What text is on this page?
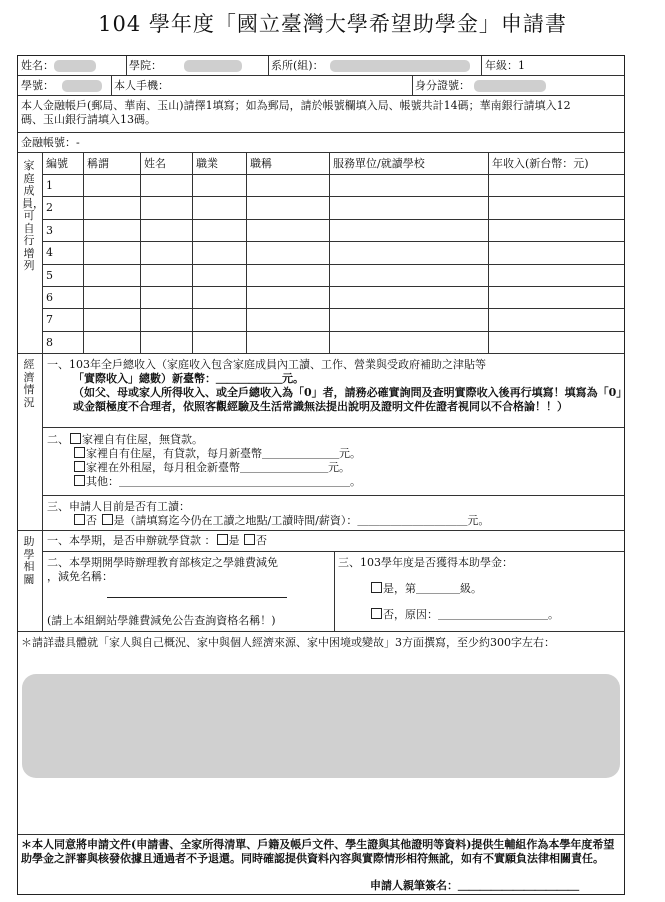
104 學年度「國立臺灣大學希望助學金」申請書
姓名：	學院：	系所(組)：	年級：1
學號：	本人手機：	身分證號：
本人金融帳戶(郵局、華南、玉山)請擇1填寫；如為郵局，請於帳號欄填入局、帳號共計14碼；華南銀行請填入12碼、玉山銀行請填入13碼。
金融帳號：-
家庭成員，可自行增列
編號 稱謂	姓名	職業	職稱	服務單位/就讀學校	年收入(新台幣：元)
1
2
3
4
5
6
7
8
經濟情況
一、103年全戶總收入（家庭收入包含家庭成員內工讀、工作、營業與受政府補助之津貼等
「實際收入」總數）新臺幣：＿＿＿＿＿＿元。
（如父、母或家人所得收入、或全戶總收入為「0」者，請務必確實詢問及查明實際收入後再行填寫！填寫為「0」或金額極度不合理者，依照客觀經驗及生活常識無法提出說明及證明文件佐證者視同以不合格論！！）
二、 家裡自有住屋，無貸款。
家裡自有住屋，有貸款，每月新臺幣＿＿＿＿＿＿＿元。
家裡在外租屋，每月租金新臺幣＿＿＿＿＿＿＿＿元。
其他：＿＿＿＿＿＿＿＿＿＿＿＿＿＿＿＿＿＿＿＿＿。
三、申請人目前是否有工讀：
否 是（請填寫迄今仍在工讀之地點/工讀時間/薪資）：＿＿＿＿＿＿＿＿＿＿元。
助學相關
一、本學期，是否申辦就學貸款 ： 是 否
二、本學期開學時辦理教育部核定之學雜費減免
，減免名稱：
(請上本組網站學雜費減免公告查詢資格名稱！)
三、103學年度是否獲得本助學金：
是，第＿＿＿＿級。
否，原因：＿＿＿＿＿＿＿＿＿＿。
＊請詳盡具體就「家人與自己概況、家中與個人經濟來源、家中困境或變故」3方面撰寫，至少約300字左右：
＊本人同意將申請文件(申請書、全家所得清單、戶籍及帳戶文件、學生證與其他證明等資料)提供生輔組作為本學年度希望助學金之評審與核發依據且通過者不予退還。同時確認提供資料內容與實際情形相符無訛，如有不實願負法律相關責任。
申請人親筆簽名：＿＿＿＿＿＿＿＿＿＿＿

**Directions for this task**
Using the material above, return every line exactly as it appears, minus the pictures.

**Solution for this problem**
What text is on this page?
104 學年度「國立臺灣大學希望助學金」申請書
姓名：	學院：	系所(組)：	年級：1
學號：	本人手機：	身分證號：
本人金融帳戶(郵局、華南、玉山)請擇1填寫；如為郵局，請於帳號欄填入局、帳號共計14碼；華南銀行請填入12碼、玉山銀行請填入13碼。
金融帳號：-
家庭成員，可自行增列
編號 稱謂	姓名	職業	職稱	服務單位/就讀學校	年收入(新台幣：元)
1
2
3
4
5
6
7
8
經濟情況
一、103年全戶總收入（家庭收入包含家庭成員內工讀、工作、營業與受政府補助之津貼等
「實際收入」總數）新臺幣：＿＿＿＿＿＿元。
（如父、母或家人所得收入、或全戶總收入為「0」者，請務必確實詢問及查明實際收入後再行填寫！填寫為「0」或金額極度不合理者，依照客觀經驗及生活常識無法提出說明及證明文件佐證者視同以不合格論！！）
二、 家裡自有住屋，無貸款。
家裡自有住屋，有貸款，每月新臺幣＿＿＿＿＿＿＿元。
家裡在外租屋，每月租金新臺幣＿＿＿＿＿＿＿＿元。
其他：＿＿＿＿＿＿＿＿＿＿＿＿＿＿＿＿＿＿＿＿＿。
三、申請人目前是否有工讀：
否 是（請填寫迄今仍在工讀之地點/工讀時間/薪資）：＿＿＿＿＿＿＿＿＿＿元。
助學相關
一、本學期，是否申辦就學貸款 ： 是 否
二、本學期開學時辦理教育部核定之學雜費減免
，減免名稱：
(請上本組網站學雜費減免公告查詢資格名稱！)
三、103學年度是否獲得本助學金：
是，第＿＿＿＿級。
否，原因：＿＿＿＿＿＿＿＿＿＿。
＊請詳盡具體就「家人與自己概況、家中與個人經濟來源、家中困境或變故」3方面撰寫，至少約300字左右：
＊本人同意將申請文件(申請書、全家所得清單、戶籍及帳戶文件、學生證與其他證明等資料)提供生輔組作為本學年度希望助學金之評審與核發依據且通過者不予退還。同時確認提供資料內容與實際情形相符無訛，如有不實願負法律相關責任。
申請人親筆簽名：＿＿＿＿＿＿＿＿＿＿＿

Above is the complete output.